**Short exercise**:
Extract the text of each entry below exactly, leaving every image behind.

**Data provided**:
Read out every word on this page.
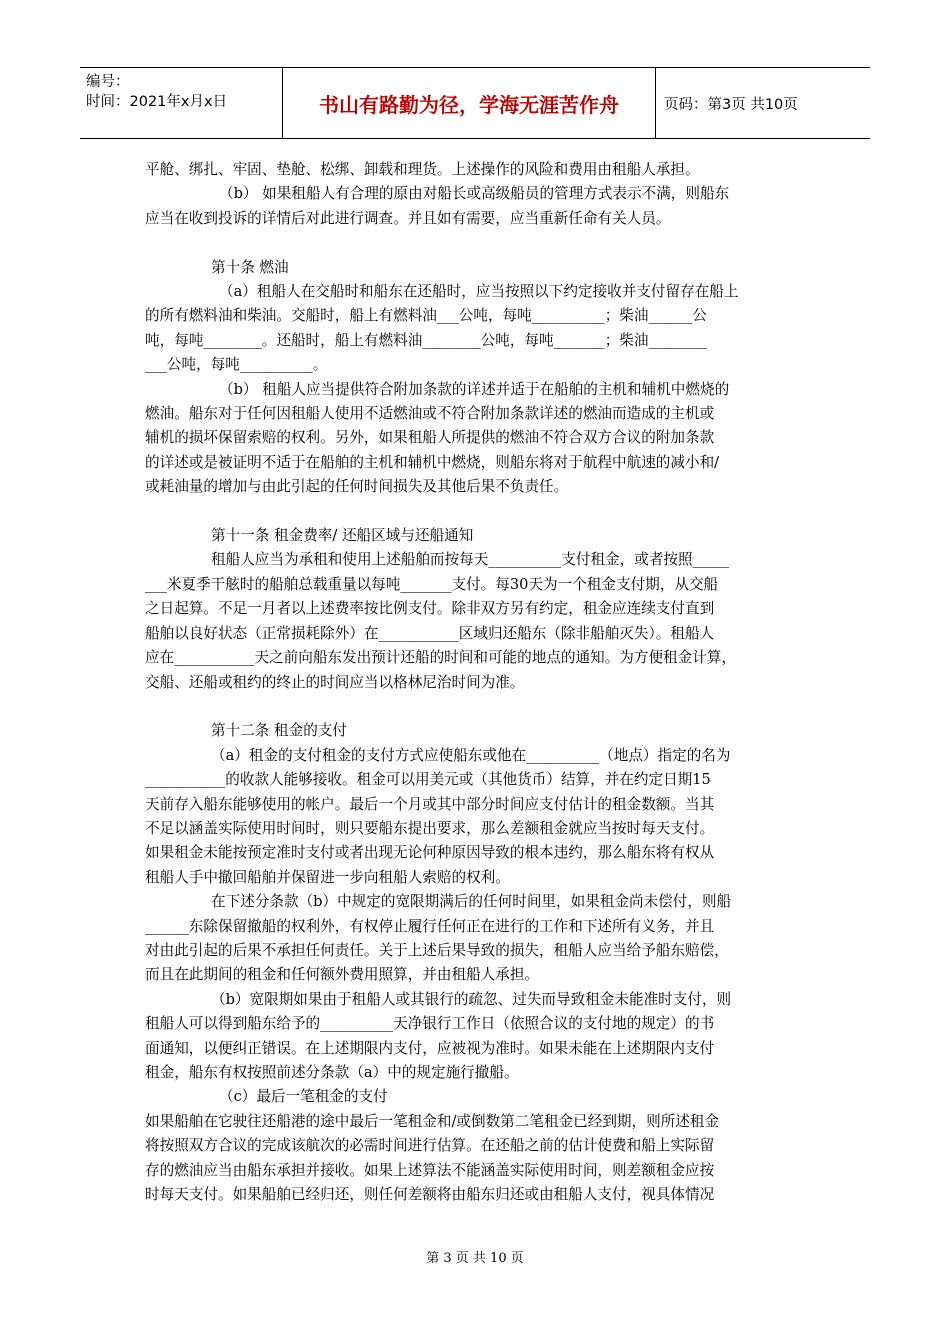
编号：
时间：2021年x月x日	书山有路勤为径，学海无涯苦作舟	页码：第3页 共10页

平舱、绑扎、牢固、垫舱、松绑、卸载和理货。上述操作的风险和费用由租船人承担。

（b） 如果租船人有合理的原由对船长或高级船员的管理方式表示不满，则船东

应当在收到投诉的详情后对此进行调查。并且如有需要，应当重新任命有关人员。

第十条 燃油

（a）租船人在交船时和船东在还船时，应当按照以下约定接收并支付留存在船上

的所有燃料油和柴油。交船时，船上有燃料油___公吨，每吨__________；柴油______公

吨，每吨________。还船时，船上有燃料油________公吨，每吨_______；柴油________

___公吨，每吨__________。

（b） 租船人应当提供符合附加条款的详述并适于在船舶的主机和辅机中燃烧的

燃油。船东对于任何因租船人使用不适燃油或不符合附加条款详述的燃油而造成的主机或

辅机的损坏保留索赔的权利。另外，如果租船人所提供的燃油不符合双方合议的附加条款

的详述或是被证明不适于在船舶的主机和辅机中燃烧，则船东将对于航程中航速的减小和/

或耗油量的增加与由此引起的任何时间损失及其他后果不负责任。

第十一条 租金费率/ 还船区域与还船通知

租船人应当为承租和使用上述船舶而按每天__________支付租金，或者按照_____

___米夏季干舷时的船舶总载重量以每吨_______支付。每30天为一个租金支付期，从交船

之日起算。不足一月者以上述费率按比例支付。除非双方另有约定，租金应连续支付直到

船舶以良好状态（正常损耗除外）在___________区域归还船东（除非船舶灭失）。租船人

应在___________天之前向船东发出预计还船的时间和可能的地点的通知。为方便租金计算，

交船、还船或租约的终止的时间应当以格林尼治时间为准。

第十二条 租金的支付

（a）租金的支付租金的支付方式应使船东或他在__________（地点）指定的名为

___________的收款人能够接收。租金可以用美元或（其他货币）结算，并在约定日期15

天前存入船东能够使用的帐户。最后一个月或其中部分时间应支付估计的租金数额。当其

不足以涵盖实际使用时间时，则只要船东提出要求，那么差额租金就应当按时每天支付。

如果租金未能按预定准时支付或者出现无论何种原因导致的根本违约，那么船东将有权从

租船人手中撤回船舶并保留进一步向租船人索赔的权利。

在下述分条款（b）中规定的宽限期满后的任何时间里，如果租金尚未偿付，则船

______东除保留撤船的权利外，有权停止履行任何正在进行的工作和下述所有义务，并且

对由此引起的后果不承担任何责任。关于上述后果导致的损失，租船人应当给予船东赔偿，

而且在此期间的租金和任何额外费用照算，并由租船人承担。

（b）宽限期如果由于租船人或其银行的疏忽、过失而导致租金未能准时支付，则

租船人可以得到船东给予的__________天净银行工作日（依照合议的支付地的规定）的书

面通知，以便纠正错误。在上述期限内支付，应被视为准时。如果未能在上述期限内支付

租金，船东有权按照前述分条款（a）中的规定施行撤船。

（c）最后一笔租金的支付

如果船舶在它驶往还船港的途中最后一笔租金和/或倒数第二笔租金已经到期，则所述租金

将按照双方合议的完成该航次的必需时间进行估算。在还船之前的估计使费和船上实际留

存的燃油应当由船东承担并接收。如果上述算法不能涵盖实际使用时间，则差额租金应按

时每天支付。如果船舶已经归还，则任何差额将由船东归还或由租船人支付，视具体情况

第 3 页 共 10 页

**Response to this task**:
Read out every word on this page.
编号：
时间：2021年x月x日	书山有路勤为径，学海无涯苦作舟	页码：第3页 共10页

平舱、绑扎、牢固、垫舱、松绑、卸载和理货。上述操作的风险和费用由租船人承担。

（b） 如果租船人有合理的原由对船长或高级船员的管理方式表示不满，则船东

应当在收到投诉的详情后对此进行调查。并且如有需要，应当重新任命有关人员。

第十条 燃油

（a）租船人在交船时和船东在还船时，应当按照以下约定接收并支付留存在船上

的所有燃料油和柴油。交船时，船上有燃料油___公吨，每吨__________；柴油______公

吨，每吨________。还船时，船上有燃料油________公吨，每吨_______；柴油________

___公吨，每吨__________。

（b） 租船人应当提供符合附加条款的详述并适于在船舶的主机和辅机中燃烧的

燃油。船东对于任何因租船人使用不适燃油或不符合附加条款详述的燃油而造成的主机或

辅机的损坏保留索赔的权利。另外，如果租船人所提供的燃油不符合双方合议的附加条款

的详述或是被证明不适于在船舶的主机和辅机中燃烧，则船东将对于航程中航速的减小和/

或耗油量的增加与由此引起的任何时间损失及其他后果不负责任。

第十一条 租金费率/ 还船区域与还船通知

租船人应当为承租和使用上述船舶而按每天__________支付租金，或者按照_____

___米夏季干舷时的船舶总载重量以每吨_______支付。每30天为一个租金支付期，从交船

之日起算。不足一月者以上述费率按比例支付。除非双方另有约定，租金应连续支付直到

船舶以良好状态（正常损耗除外）在___________区域归还船东（除非船舶灭失）。租船人

应在___________天之前向船东发出预计还船的时间和可能的地点的通知。为方便租金计算，

交船、还船或租约的终止的时间应当以格林尼治时间为准。

第十二条 租金的支付

（a）租金的支付租金的支付方式应使船东或他在__________（地点）指定的名为

___________的收款人能够接收。租金可以用美元或（其他货币）结算，并在约定日期15

天前存入船东能够使用的帐户。最后一个月或其中部分时间应支付估计的租金数额。当其

不足以涵盖实际使用时间时，则只要船东提出要求，那么差额租金就应当按时每天支付。

如果租金未能按预定准时支付或者出现无论何种原因导致的根本违约，那么船东将有权从

租船人手中撤回船舶并保留进一步向租船人索赔的权利。

在下述分条款（b）中规定的宽限期满后的任何时间里，如果租金尚未偿付，则船

______东除保留撤船的权利外，有权停止履行任何正在进行的工作和下述所有义务，并且

对由此引起的后果不承担任何责任。关于上述后果导致的损失，租船人应当给予船东赔偿，

而且在此期间的租金和任何额外费用照算，并由租船人承担。

（b）宽限期如果由于租船人或其银行的疏忽、过失而导致租金未能准时支付，则

租船人可以得到船东给予的__________天净银行工作日（依照合议的支付地的规定）的书

面通知，以便纠正错误。在上述期限内支付，应被视为准时。如果未能在上述期限内支付

租金，船东有权按照前述分条款（a）中的规定施行撤船。

（c）最后一笔租金的支付

如果船舶在它驶往还船港的途中最后一笔租金和/或倒数第二笔租金已经到期，则所述租金

将按照双方合议的完成该航次的必需时间进行估算。在还船之前的估计使费和船上实际留

存的燃油应当由船东承担并接收。如果上述算法不能涵盖实际使用时间，则差额租金应按

时每天支付。如果船舶已经归还，则任何差额将由船东归还或由租船人支付，视具体情况

第 3 页 共 10 页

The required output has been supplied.